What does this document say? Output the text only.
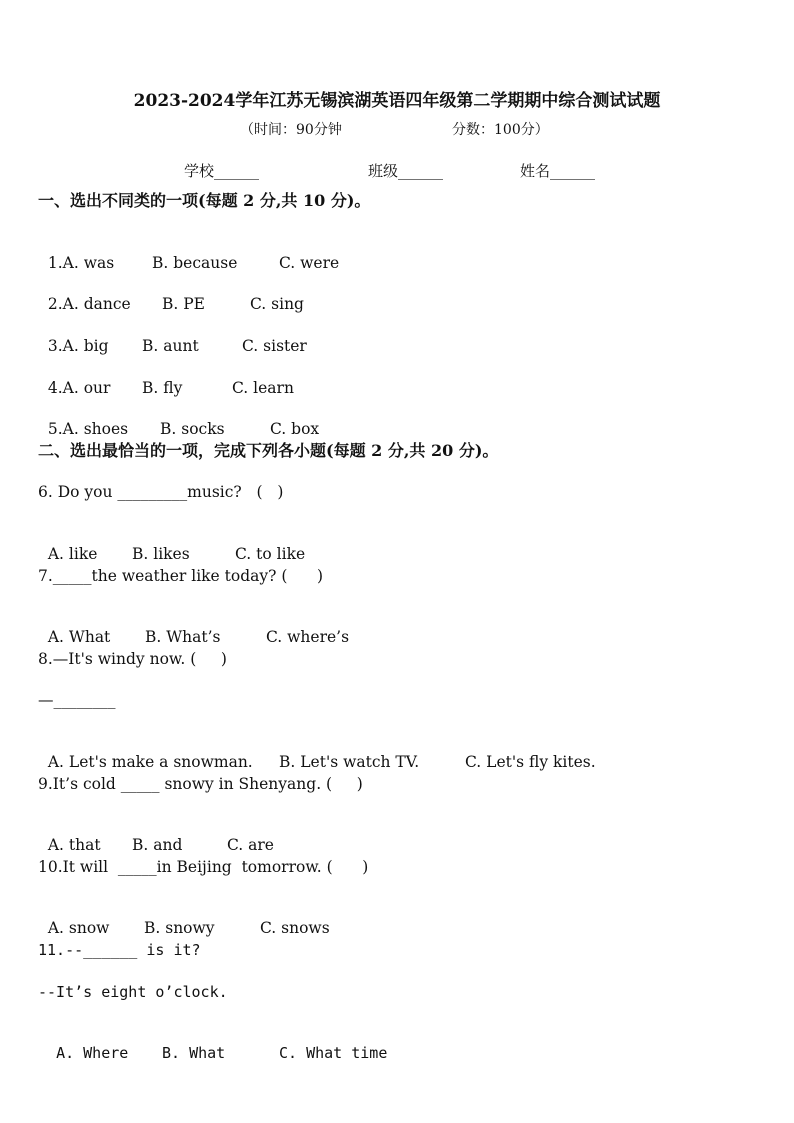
2023-2024学年江苏无锡滨湖英语四年级第二学期期中综合测试试题
（时间：90分钟	分数：100分）
学校______	班级______	姓名______
一、选出不同类的一项(每题 2 分,共 10 分)。

1.A. was B. because	C. were

2.A. dance B. PE	C. sing

3.A. big B. aunt	C. sister

4.A. our B. fly	C. learn

5.A. shoes B. socks	C. box

二、选出最恰当的一项，完成下列各小题(每题 2 分,共 20 分)。
6. Do you _________music?   (   )

A. like B. likes	C. to like

7._____the weather like today? (      )

A. What B. What’s	C. where’s

8.—It's windy now. (     )
—________

A. Let's make a snowman. B. Let's watch TV.	C. Let's fly kites.

9.It’s cold _____ snowy in Shenyang. (     )

A. that B. and	C. are

10.It will  _____in Beijing  tomorrow. (      )

A. snow B. snowy	C. snows

11.--______ is it?
--It’s eight o’clock.

A. Where B. What	C. What time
—————
### Exercise prompt
Return the full material word for word. Do not include the pictures.

### Task answer
What does this document say? Output the text only.
2023-2024学年江苏无锡滨湖英语四年级第二学期期中综合测试试题
（时间：90分钟	分数：100分）
学校______	班级______	姓名______
一、选出不同类的一项(每题 2 分,共 10 分)。

1.A. was B. because	C. were

2.A. dance B. PE	C. sing

3.A. big B. aunt	C. sister

4.A. our B. fly	C. learn

5.A. shoes B. socks	C. box

二、选出最恰当的一项，完成下列各小题(每题 2 分,共 20 分)。
6. Do you _________music?   (   )

A. like B. likes	C. to like

7._____the weather like today? (      )

A. What B. What’s	C. where’s

8.—It's windy now. (     )
—________

A. Let's make a snowman. B. Let's watch TV.	C. Let's fly kites.

9.It’s cold _____ snowy in Shenyang. (     )

A. that B. and	C. are

10.It will  _____in Beijing  tomorrow. (      )

A. snow B. snowy	C. snows

11.--______ is it?
--It’s eight o’clock.

A. Where B. What	C. What time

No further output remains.